--- begin Information given ---
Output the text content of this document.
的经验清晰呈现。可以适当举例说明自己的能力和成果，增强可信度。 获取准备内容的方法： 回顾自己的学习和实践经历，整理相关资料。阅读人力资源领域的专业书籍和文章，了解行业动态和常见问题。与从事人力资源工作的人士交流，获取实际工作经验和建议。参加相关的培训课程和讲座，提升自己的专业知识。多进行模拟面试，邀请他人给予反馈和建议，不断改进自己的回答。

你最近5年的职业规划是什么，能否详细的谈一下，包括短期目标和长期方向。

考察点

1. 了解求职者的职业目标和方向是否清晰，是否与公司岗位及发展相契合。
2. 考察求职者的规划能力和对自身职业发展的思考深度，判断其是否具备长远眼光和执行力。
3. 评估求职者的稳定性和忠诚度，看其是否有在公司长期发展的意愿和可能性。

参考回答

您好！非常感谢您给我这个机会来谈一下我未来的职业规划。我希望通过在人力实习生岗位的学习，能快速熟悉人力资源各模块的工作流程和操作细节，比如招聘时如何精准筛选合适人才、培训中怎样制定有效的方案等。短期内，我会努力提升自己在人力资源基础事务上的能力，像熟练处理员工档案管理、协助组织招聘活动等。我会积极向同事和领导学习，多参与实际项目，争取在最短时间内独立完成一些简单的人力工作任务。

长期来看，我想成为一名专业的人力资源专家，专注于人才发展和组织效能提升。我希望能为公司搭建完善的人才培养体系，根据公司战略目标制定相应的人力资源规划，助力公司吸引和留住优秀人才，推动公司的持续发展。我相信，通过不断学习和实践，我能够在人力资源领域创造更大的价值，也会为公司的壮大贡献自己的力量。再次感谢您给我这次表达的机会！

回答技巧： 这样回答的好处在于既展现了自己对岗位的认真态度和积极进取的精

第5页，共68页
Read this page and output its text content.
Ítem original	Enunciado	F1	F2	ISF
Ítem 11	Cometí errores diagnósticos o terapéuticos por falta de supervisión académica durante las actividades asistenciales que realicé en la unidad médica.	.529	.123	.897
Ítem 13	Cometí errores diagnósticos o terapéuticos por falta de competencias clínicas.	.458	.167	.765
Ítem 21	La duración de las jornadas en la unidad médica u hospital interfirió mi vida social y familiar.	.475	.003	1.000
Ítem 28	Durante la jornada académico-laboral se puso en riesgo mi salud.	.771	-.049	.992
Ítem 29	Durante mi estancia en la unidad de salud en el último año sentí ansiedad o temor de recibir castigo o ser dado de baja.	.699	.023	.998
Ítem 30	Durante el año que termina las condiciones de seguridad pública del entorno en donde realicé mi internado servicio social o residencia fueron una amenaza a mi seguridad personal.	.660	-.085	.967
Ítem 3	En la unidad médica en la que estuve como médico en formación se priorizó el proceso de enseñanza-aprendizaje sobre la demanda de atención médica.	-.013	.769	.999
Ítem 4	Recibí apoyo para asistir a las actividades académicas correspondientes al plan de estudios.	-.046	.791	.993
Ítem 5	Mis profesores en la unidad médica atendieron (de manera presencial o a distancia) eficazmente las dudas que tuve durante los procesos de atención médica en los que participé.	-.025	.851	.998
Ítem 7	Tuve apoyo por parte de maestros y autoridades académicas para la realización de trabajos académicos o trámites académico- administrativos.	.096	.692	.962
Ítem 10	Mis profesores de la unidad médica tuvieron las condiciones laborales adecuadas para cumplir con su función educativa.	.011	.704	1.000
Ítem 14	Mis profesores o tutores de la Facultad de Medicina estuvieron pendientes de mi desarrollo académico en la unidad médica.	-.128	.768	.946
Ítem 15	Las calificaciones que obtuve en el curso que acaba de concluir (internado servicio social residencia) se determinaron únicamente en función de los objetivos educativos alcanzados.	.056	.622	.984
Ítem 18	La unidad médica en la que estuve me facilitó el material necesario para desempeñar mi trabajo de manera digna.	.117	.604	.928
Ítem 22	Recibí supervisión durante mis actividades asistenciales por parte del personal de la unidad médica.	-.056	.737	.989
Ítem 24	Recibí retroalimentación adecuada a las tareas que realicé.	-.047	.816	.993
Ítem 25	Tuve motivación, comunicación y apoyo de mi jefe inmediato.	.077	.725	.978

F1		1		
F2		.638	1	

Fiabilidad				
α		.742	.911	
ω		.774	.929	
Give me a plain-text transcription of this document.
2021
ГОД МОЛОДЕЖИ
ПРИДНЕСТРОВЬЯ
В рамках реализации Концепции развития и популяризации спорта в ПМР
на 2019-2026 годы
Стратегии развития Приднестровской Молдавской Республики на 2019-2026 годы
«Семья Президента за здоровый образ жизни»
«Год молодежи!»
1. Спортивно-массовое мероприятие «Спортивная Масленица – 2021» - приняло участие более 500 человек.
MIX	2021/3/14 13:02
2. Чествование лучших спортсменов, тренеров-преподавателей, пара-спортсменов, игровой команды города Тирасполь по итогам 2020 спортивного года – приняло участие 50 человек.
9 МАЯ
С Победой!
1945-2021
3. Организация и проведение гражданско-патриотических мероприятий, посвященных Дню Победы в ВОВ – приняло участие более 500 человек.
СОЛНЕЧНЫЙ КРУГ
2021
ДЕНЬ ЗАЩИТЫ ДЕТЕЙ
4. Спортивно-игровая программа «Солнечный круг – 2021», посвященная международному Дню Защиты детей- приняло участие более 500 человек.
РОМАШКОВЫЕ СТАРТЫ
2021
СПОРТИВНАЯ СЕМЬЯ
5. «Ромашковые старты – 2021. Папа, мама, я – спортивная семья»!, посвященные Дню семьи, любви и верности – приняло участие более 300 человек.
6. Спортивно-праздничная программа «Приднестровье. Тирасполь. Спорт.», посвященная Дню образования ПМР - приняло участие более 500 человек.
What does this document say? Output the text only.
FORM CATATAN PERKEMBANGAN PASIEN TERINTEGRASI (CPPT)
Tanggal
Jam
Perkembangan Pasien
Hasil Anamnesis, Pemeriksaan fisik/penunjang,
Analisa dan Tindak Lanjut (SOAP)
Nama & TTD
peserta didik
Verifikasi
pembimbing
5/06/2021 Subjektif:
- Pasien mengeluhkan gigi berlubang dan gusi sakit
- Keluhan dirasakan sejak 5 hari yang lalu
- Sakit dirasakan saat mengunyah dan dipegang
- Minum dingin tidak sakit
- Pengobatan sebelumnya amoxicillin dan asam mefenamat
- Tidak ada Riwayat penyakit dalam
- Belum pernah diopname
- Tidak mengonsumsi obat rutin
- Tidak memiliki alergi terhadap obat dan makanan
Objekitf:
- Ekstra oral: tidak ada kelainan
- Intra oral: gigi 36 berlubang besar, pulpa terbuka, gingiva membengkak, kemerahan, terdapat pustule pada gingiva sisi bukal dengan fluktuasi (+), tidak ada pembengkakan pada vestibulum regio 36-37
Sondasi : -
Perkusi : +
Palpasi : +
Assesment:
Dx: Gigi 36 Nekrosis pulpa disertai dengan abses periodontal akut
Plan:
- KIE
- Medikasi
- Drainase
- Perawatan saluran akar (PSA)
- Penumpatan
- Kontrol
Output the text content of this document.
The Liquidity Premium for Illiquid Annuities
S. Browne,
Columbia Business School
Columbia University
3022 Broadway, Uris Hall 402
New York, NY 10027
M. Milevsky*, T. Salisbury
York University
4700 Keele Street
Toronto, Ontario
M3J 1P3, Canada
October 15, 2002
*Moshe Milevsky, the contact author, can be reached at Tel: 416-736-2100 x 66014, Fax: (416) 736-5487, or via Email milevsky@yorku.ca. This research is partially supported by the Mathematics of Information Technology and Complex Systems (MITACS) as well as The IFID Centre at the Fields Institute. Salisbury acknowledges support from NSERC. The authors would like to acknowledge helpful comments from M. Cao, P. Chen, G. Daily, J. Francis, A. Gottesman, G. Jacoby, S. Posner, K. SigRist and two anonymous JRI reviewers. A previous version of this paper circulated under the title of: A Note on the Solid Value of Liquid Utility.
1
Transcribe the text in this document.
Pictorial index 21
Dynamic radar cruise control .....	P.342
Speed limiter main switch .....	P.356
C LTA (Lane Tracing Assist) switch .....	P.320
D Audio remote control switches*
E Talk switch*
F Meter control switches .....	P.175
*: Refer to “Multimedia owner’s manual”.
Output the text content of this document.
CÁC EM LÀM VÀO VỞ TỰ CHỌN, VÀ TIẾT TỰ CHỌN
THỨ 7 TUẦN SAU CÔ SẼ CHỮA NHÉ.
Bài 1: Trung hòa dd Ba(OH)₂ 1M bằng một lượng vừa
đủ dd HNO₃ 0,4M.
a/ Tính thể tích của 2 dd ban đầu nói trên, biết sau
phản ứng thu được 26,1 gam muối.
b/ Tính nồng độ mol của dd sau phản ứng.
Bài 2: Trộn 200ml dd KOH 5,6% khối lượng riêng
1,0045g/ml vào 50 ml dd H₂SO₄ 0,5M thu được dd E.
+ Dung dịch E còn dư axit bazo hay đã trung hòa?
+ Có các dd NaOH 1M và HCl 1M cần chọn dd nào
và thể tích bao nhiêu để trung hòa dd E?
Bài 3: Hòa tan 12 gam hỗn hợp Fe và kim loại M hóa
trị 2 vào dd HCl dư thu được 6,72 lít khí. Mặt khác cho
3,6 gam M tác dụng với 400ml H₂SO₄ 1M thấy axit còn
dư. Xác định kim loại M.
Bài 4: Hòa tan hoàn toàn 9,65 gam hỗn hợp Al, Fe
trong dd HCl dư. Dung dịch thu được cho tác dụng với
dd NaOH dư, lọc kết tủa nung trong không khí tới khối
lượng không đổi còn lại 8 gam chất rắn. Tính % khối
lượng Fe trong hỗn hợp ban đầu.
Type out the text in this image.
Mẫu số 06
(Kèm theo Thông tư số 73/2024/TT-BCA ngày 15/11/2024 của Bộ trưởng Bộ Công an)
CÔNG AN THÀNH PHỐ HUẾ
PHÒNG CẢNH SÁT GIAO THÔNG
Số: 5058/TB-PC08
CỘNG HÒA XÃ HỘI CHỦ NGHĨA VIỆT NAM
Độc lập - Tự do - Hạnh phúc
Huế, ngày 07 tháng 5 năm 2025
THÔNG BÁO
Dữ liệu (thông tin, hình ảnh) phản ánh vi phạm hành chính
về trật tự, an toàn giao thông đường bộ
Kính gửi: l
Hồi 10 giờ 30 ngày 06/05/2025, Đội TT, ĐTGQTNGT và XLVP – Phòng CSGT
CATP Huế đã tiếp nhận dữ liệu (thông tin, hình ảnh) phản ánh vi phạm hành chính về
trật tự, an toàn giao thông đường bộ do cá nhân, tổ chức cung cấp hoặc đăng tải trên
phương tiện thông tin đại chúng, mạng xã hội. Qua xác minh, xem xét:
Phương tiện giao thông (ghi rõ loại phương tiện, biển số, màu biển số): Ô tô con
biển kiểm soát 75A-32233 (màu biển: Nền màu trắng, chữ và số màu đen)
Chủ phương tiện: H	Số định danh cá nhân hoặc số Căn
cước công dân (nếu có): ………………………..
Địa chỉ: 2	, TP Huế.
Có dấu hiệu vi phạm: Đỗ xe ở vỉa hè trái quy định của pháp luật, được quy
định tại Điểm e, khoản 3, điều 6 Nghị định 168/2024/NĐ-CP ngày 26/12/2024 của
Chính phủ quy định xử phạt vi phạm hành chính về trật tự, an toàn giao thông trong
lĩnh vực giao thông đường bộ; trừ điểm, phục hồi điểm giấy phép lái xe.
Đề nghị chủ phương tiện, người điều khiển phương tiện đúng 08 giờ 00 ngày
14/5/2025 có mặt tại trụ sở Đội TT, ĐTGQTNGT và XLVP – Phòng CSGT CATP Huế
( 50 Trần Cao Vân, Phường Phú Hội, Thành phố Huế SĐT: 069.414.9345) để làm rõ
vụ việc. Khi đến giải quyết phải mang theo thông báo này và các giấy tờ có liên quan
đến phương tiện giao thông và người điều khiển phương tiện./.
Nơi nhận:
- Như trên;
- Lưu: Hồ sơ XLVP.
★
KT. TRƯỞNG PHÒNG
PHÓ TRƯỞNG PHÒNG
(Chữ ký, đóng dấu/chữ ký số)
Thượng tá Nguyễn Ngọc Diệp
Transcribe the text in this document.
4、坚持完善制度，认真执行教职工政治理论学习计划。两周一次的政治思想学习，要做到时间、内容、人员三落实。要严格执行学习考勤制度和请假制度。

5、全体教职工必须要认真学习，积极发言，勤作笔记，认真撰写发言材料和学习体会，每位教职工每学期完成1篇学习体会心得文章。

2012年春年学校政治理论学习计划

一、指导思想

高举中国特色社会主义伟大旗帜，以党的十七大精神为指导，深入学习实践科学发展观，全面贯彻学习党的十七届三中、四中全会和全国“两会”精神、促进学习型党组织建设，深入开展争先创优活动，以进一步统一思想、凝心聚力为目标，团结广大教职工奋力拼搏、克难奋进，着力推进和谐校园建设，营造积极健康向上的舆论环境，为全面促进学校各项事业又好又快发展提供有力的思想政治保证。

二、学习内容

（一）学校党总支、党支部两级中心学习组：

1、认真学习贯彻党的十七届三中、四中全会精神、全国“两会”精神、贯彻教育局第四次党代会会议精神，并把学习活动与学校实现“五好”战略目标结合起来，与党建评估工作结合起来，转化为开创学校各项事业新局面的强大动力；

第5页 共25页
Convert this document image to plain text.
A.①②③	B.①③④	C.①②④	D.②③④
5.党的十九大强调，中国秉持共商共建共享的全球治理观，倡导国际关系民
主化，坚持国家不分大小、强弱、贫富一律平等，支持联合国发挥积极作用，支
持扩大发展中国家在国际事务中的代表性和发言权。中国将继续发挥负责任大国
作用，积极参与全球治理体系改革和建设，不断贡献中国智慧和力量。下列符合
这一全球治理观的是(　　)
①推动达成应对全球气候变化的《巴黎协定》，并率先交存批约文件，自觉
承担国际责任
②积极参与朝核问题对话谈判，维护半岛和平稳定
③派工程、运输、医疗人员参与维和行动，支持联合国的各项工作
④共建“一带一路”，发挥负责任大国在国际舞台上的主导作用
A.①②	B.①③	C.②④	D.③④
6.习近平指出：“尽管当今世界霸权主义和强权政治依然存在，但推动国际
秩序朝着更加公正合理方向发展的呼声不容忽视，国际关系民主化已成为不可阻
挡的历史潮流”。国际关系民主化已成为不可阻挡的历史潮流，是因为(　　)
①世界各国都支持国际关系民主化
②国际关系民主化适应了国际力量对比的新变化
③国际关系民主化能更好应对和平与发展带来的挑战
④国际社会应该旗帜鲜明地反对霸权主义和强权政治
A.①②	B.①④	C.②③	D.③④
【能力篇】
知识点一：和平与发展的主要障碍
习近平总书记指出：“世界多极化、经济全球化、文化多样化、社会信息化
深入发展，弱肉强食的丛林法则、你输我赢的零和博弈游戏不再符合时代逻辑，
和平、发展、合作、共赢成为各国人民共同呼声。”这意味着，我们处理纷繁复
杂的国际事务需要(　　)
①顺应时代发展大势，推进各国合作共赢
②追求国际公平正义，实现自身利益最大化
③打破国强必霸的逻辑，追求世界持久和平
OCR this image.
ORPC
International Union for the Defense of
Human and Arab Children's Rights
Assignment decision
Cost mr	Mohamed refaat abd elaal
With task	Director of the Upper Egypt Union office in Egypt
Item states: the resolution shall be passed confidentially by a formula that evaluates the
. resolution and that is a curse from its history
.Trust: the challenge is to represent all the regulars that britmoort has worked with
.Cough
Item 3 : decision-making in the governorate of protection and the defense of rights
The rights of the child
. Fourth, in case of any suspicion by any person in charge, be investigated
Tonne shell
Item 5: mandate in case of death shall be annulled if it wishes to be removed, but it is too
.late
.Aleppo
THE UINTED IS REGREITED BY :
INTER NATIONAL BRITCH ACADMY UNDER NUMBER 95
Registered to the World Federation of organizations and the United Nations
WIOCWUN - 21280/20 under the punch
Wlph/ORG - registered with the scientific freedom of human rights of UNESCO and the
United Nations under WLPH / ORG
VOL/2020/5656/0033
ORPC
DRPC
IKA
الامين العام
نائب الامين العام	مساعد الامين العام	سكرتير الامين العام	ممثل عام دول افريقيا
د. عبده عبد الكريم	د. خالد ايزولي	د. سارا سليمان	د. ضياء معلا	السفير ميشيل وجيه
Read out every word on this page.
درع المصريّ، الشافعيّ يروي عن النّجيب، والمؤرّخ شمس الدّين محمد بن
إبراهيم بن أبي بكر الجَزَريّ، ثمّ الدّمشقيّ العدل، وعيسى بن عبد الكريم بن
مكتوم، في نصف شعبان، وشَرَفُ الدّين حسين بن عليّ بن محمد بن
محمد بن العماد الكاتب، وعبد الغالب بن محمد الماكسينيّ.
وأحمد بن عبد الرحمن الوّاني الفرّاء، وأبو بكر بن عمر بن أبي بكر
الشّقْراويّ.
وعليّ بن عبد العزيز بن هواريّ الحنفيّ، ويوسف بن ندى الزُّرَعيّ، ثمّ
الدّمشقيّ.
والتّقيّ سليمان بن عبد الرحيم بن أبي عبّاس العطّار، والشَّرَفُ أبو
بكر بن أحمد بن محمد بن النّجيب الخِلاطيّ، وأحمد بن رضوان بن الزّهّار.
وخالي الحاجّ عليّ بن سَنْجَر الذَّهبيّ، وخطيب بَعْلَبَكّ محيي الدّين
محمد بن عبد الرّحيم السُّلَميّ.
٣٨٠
--- end Information given ---
== Goal ==
Look through the entries above. Extract each line with the word "that".

== Task output ==
Item states: the resolution shall be passed confidentially by a formula that evaluates the
. resolution and that is a curse from its history
.Trust: the challenge is to represent all the regulars that britmoort has worked with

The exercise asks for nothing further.